**What is expected:**
Lines containing the word "product" are to be located and copied.
● ● ● ● ● ● ●
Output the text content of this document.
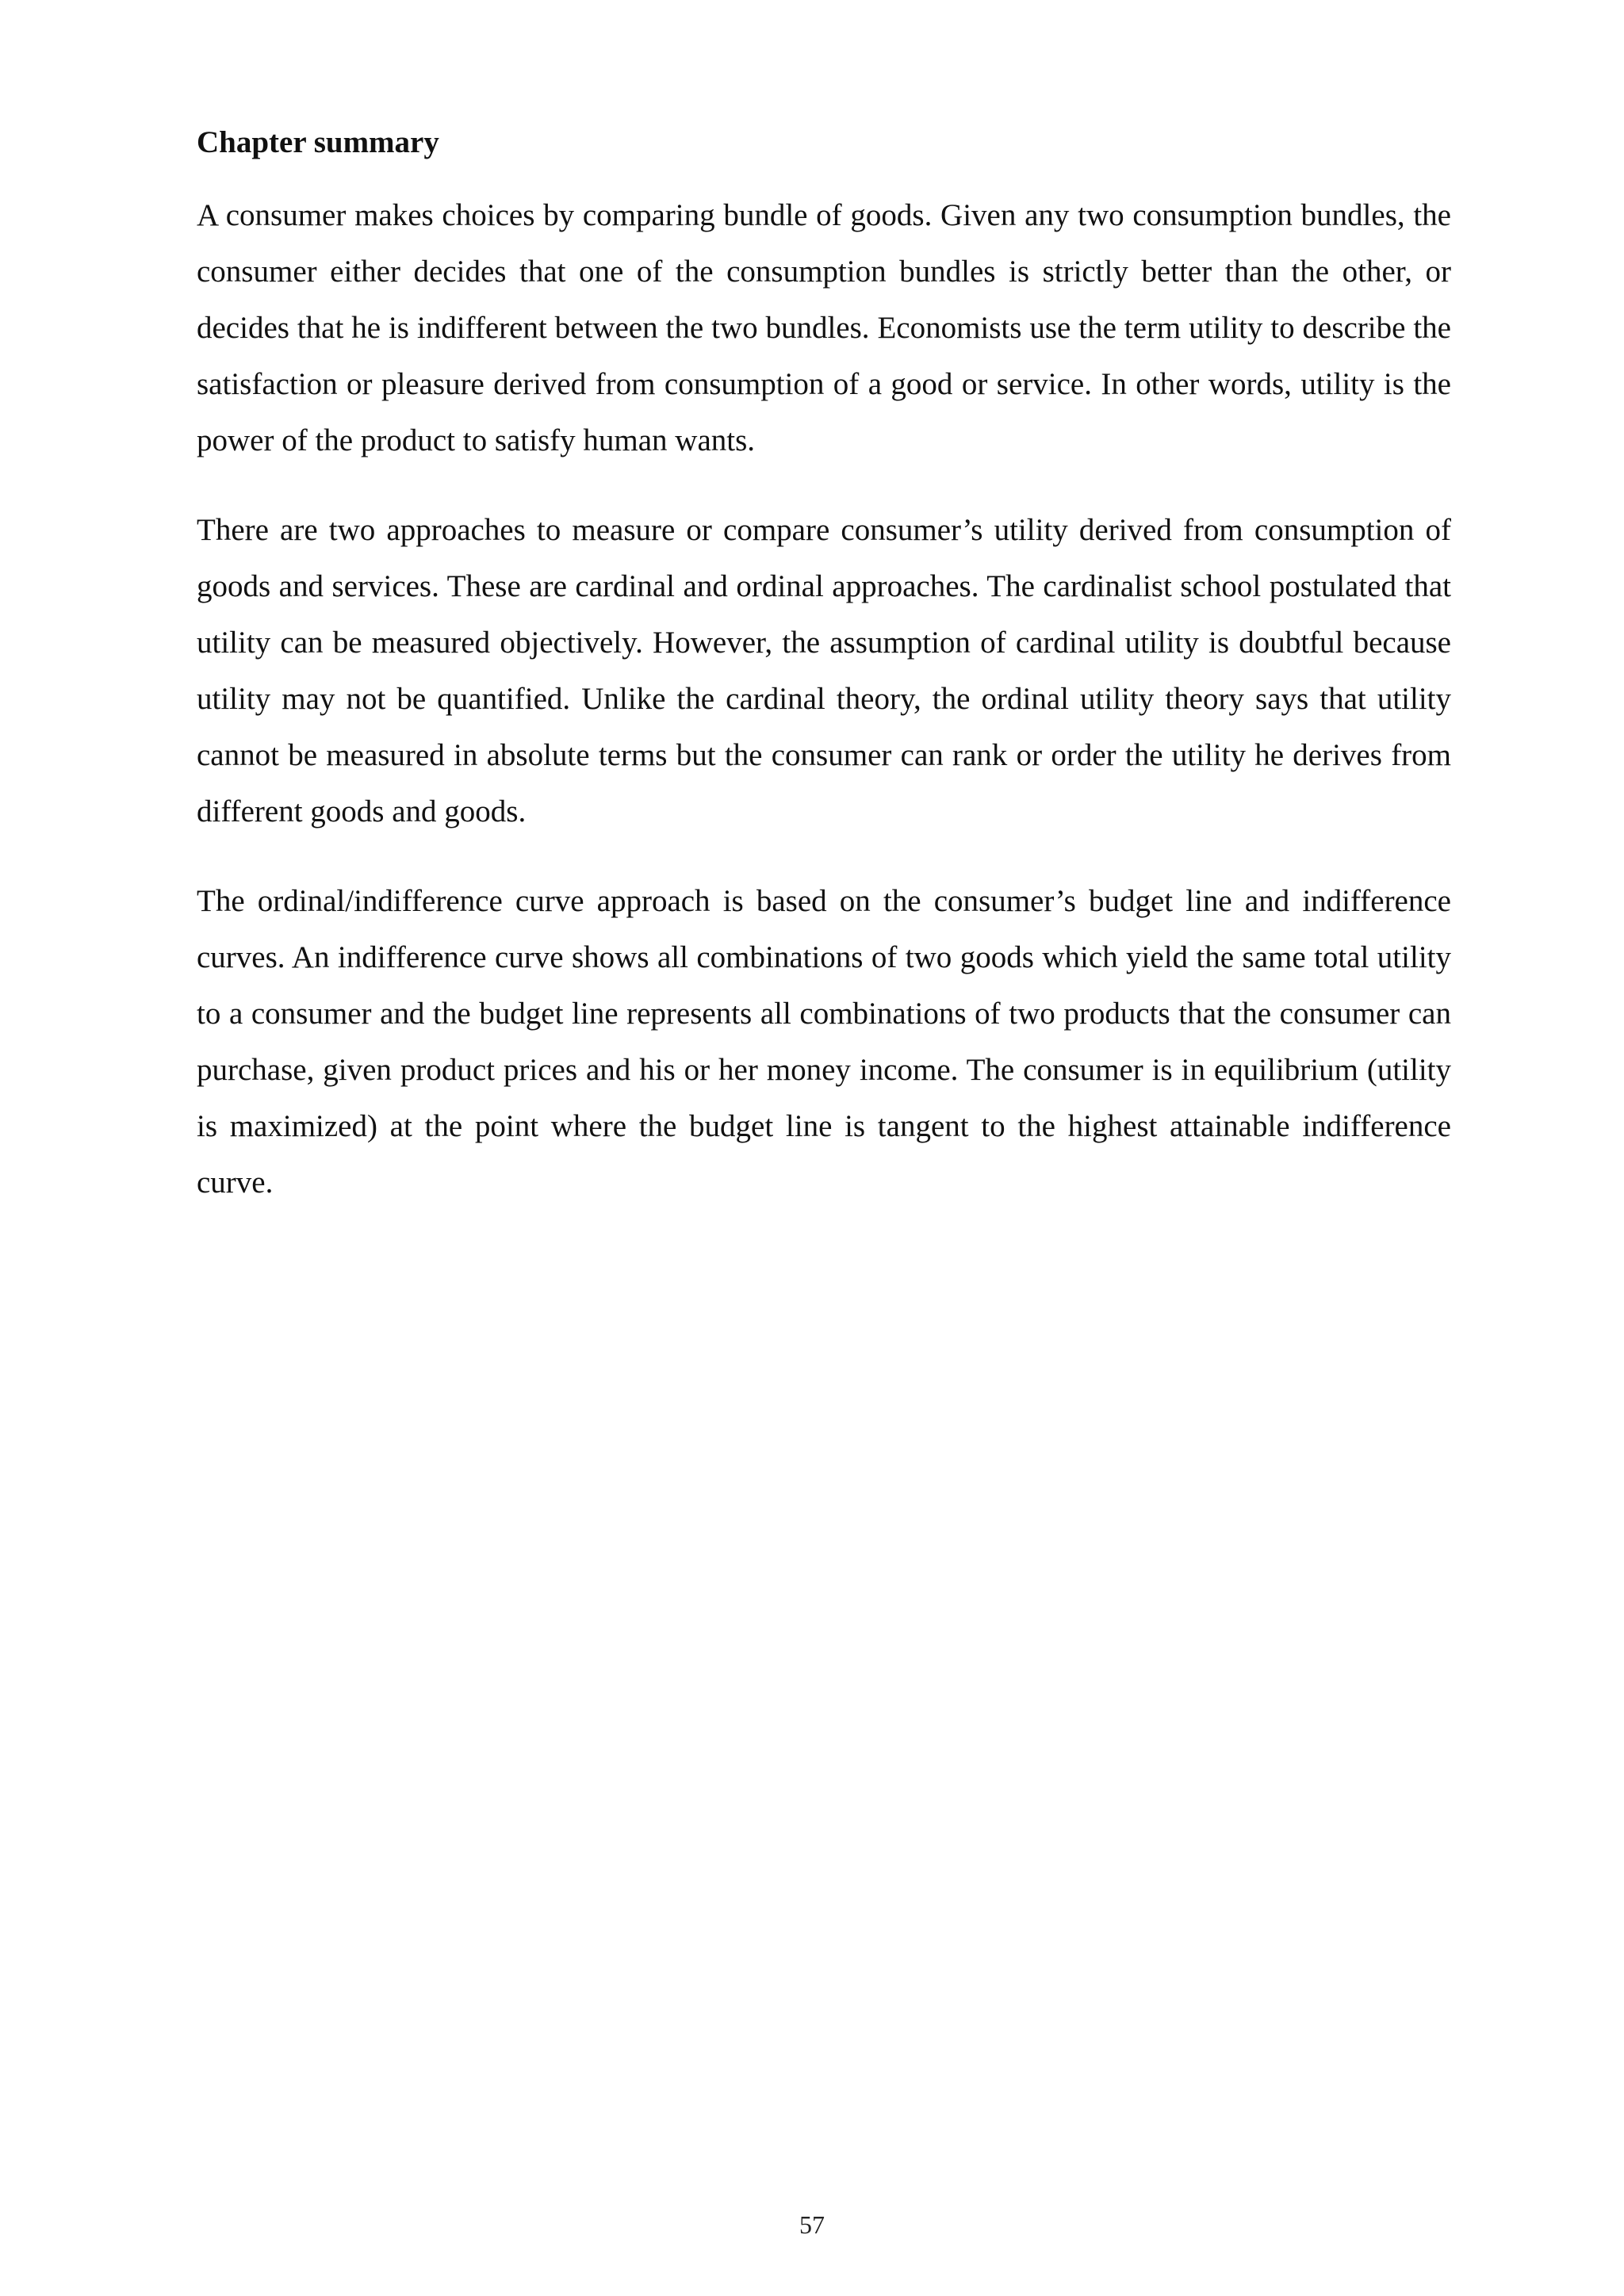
Chapter summary

A consumer makes choices by comparing bundle of goods. Given any two consumption bundles, the consumer either decides that one of the consumption bundles is strictly better than the other, or decides that he is indifferent between the two bundles. Economists use the term utility to describe the satisfaction or pleasure derived from consumption of a good or service. In other words, utility is the power of the product to satisfy human wants.

There are two approaches to measure or compare consumer’s utility derived from consumption of goods and services. These are cardinal and ordinal approaches. The cardinalist school postulated that utility can be measured objectively. However, the assumption of cardinal utility is doubtful because utility may not be quantified. Unlike the cardinal theory, the ordinal utility theory says that utility cannot be measured in absolute terms but the consumer can rank or order the utility he derives from different goods and goods.

The ordinal/indifference curve approach is based on the consumer’s budget line and indifference curves. An indifference curve shows all combinations of two goods which yield the same total utility to a consumer and the budget line represents all combinations of two products that the consumer can purchase, given product prices and his or her money income. The consumer is in equilibrium (utility is maximized) at the point where the budget line is tangent to the highest attainable indifference curve.

57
● ● ● ● ● ● ●
**Result:**
A consumer makes choices by comparing bundle of goods. Given any two consumption bundles, the consumer either decides that one of the consumption bundles is strictly better than the other, or decides that he is indifferent between the two bundles. Economists use the term utility to describe the satisfaction or pleasure derived from consumption of a good or service. In other words, utility is the power of the product to satisfy human wants.
The ordinal/indifference curve approach is based on the consumer’s budget line and indifference curves. An indifference curve shows all combinations of two goods which yield the same total utility to a consumer and the budget line represents all combinations of two products that the consumer can purchase, given product prices and his or her money income. The consumer is in equilibrium (utility is maximized) at the point where the budget line is tangent to the highest attainable indifference curve.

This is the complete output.